## START Records supplied
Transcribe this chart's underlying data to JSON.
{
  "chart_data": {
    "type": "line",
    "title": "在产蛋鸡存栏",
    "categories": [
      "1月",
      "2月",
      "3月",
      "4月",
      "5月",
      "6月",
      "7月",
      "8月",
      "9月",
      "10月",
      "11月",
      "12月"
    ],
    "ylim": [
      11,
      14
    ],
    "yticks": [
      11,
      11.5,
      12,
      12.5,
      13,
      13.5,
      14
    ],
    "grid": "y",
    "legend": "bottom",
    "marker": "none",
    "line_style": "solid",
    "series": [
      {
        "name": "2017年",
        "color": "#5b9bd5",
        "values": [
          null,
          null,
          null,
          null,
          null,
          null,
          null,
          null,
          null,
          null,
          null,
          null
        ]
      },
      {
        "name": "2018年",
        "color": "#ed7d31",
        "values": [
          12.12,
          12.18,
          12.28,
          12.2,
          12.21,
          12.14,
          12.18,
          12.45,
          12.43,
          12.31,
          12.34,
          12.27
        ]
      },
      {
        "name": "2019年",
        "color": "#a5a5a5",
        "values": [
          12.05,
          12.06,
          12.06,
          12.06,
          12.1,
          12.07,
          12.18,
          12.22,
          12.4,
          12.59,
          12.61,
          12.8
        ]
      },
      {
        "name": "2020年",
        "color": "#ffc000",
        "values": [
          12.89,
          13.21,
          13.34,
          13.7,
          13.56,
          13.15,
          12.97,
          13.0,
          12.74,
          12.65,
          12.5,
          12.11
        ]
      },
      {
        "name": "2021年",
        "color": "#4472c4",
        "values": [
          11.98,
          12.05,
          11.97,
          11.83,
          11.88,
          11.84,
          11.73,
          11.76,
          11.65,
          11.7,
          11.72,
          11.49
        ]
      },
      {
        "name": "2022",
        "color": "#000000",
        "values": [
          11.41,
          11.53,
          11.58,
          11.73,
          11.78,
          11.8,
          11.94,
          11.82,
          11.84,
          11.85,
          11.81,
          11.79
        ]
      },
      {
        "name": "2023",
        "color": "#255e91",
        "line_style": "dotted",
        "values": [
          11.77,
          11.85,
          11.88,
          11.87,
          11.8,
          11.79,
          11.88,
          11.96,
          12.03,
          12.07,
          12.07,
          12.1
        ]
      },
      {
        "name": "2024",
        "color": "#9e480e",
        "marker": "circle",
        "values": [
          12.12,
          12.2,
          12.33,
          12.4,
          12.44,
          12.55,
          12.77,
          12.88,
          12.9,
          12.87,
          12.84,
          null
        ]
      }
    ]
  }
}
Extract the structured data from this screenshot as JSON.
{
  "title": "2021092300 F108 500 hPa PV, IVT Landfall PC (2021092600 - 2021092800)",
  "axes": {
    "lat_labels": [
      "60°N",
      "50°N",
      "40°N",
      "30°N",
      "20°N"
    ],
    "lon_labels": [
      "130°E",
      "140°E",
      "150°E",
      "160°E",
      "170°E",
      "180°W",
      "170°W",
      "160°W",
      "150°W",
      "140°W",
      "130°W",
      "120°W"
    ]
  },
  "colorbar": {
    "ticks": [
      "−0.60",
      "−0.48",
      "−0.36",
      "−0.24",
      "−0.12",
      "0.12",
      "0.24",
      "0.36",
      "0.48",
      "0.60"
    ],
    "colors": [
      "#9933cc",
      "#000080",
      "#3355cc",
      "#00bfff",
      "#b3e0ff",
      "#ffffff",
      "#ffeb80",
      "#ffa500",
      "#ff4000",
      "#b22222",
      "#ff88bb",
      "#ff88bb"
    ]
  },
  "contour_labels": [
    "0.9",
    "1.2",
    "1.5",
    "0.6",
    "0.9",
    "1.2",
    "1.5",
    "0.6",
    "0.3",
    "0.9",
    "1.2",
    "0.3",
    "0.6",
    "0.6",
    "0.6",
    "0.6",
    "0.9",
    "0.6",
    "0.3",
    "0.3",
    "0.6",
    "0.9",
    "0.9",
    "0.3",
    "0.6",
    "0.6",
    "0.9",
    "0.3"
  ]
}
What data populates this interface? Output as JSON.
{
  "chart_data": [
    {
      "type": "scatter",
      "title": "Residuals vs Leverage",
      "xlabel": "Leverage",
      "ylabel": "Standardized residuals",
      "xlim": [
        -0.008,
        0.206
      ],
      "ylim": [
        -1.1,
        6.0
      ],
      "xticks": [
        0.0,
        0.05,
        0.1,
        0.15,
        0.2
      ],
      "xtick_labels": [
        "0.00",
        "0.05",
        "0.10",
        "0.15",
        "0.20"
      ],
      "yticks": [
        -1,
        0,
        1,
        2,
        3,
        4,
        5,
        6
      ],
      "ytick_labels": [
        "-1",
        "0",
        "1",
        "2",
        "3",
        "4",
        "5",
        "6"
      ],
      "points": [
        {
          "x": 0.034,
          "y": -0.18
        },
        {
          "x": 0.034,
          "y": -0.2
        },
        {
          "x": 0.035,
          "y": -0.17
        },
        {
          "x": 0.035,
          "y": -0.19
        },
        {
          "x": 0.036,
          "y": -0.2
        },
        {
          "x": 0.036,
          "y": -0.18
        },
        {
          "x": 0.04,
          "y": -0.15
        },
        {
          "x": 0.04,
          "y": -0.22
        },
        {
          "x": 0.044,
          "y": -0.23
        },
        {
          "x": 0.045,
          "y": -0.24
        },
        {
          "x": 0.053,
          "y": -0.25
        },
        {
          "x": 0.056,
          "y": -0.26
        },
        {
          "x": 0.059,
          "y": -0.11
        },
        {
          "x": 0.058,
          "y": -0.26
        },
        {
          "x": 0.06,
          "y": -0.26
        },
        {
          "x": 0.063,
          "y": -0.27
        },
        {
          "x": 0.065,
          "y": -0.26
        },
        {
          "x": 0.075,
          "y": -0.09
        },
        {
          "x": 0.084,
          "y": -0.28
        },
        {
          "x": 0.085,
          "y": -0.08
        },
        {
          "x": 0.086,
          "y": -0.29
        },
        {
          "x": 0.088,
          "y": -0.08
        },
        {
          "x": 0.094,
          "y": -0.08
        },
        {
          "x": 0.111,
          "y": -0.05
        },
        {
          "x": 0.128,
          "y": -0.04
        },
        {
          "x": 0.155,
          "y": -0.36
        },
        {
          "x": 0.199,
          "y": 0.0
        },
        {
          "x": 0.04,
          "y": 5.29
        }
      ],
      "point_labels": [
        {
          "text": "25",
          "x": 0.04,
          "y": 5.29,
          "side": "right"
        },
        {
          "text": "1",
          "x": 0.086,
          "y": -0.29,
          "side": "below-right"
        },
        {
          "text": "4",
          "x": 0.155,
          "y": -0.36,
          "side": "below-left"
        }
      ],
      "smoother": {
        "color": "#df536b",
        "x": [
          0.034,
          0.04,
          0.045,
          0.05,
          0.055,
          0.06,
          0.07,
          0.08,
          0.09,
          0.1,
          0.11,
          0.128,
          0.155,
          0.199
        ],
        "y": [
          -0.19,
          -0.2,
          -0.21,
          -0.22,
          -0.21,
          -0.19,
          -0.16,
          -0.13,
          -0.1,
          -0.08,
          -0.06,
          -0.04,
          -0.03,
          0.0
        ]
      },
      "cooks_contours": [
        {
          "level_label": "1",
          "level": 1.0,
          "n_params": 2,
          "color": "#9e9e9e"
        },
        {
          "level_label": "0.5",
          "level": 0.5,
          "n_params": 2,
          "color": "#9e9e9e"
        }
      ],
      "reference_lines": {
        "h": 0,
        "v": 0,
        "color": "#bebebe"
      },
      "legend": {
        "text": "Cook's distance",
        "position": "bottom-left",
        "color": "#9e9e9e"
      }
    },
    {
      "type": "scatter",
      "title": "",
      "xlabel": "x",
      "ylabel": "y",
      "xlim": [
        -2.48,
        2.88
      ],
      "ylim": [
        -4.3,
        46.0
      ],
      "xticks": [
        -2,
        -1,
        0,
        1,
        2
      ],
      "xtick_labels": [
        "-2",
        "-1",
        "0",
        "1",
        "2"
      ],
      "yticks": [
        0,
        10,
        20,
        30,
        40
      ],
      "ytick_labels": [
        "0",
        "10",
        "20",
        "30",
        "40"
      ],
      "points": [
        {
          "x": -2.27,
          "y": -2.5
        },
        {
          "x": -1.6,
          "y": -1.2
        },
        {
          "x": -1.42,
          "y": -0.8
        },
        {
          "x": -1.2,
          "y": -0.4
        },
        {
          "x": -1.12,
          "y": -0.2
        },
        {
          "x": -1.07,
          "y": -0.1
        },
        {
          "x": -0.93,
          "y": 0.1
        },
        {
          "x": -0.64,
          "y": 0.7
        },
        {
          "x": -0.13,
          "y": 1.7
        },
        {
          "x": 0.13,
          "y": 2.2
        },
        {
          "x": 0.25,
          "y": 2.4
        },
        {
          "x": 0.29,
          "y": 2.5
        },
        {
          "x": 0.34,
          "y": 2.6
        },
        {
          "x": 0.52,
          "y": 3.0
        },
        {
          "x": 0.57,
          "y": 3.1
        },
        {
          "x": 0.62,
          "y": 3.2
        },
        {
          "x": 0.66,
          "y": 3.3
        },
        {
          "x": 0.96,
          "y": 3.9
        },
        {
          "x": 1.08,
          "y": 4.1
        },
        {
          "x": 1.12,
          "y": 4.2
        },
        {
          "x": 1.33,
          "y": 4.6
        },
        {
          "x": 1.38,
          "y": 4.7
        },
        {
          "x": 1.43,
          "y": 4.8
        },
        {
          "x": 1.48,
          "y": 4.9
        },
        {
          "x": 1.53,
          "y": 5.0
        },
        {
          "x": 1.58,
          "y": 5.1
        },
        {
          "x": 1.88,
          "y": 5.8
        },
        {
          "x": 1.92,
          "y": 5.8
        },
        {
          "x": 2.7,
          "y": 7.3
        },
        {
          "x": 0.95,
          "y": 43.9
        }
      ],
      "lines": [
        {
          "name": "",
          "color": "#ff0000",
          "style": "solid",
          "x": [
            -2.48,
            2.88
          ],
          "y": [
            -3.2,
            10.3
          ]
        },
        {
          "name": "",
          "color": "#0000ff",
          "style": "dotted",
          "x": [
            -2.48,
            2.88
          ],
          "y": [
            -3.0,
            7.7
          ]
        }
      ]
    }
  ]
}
## END Records supplied
Task requirements: Search the entries for the string "left" and collect each line that has it.

Task answer:
          "side": "below-left"
        "position": "bottom-left",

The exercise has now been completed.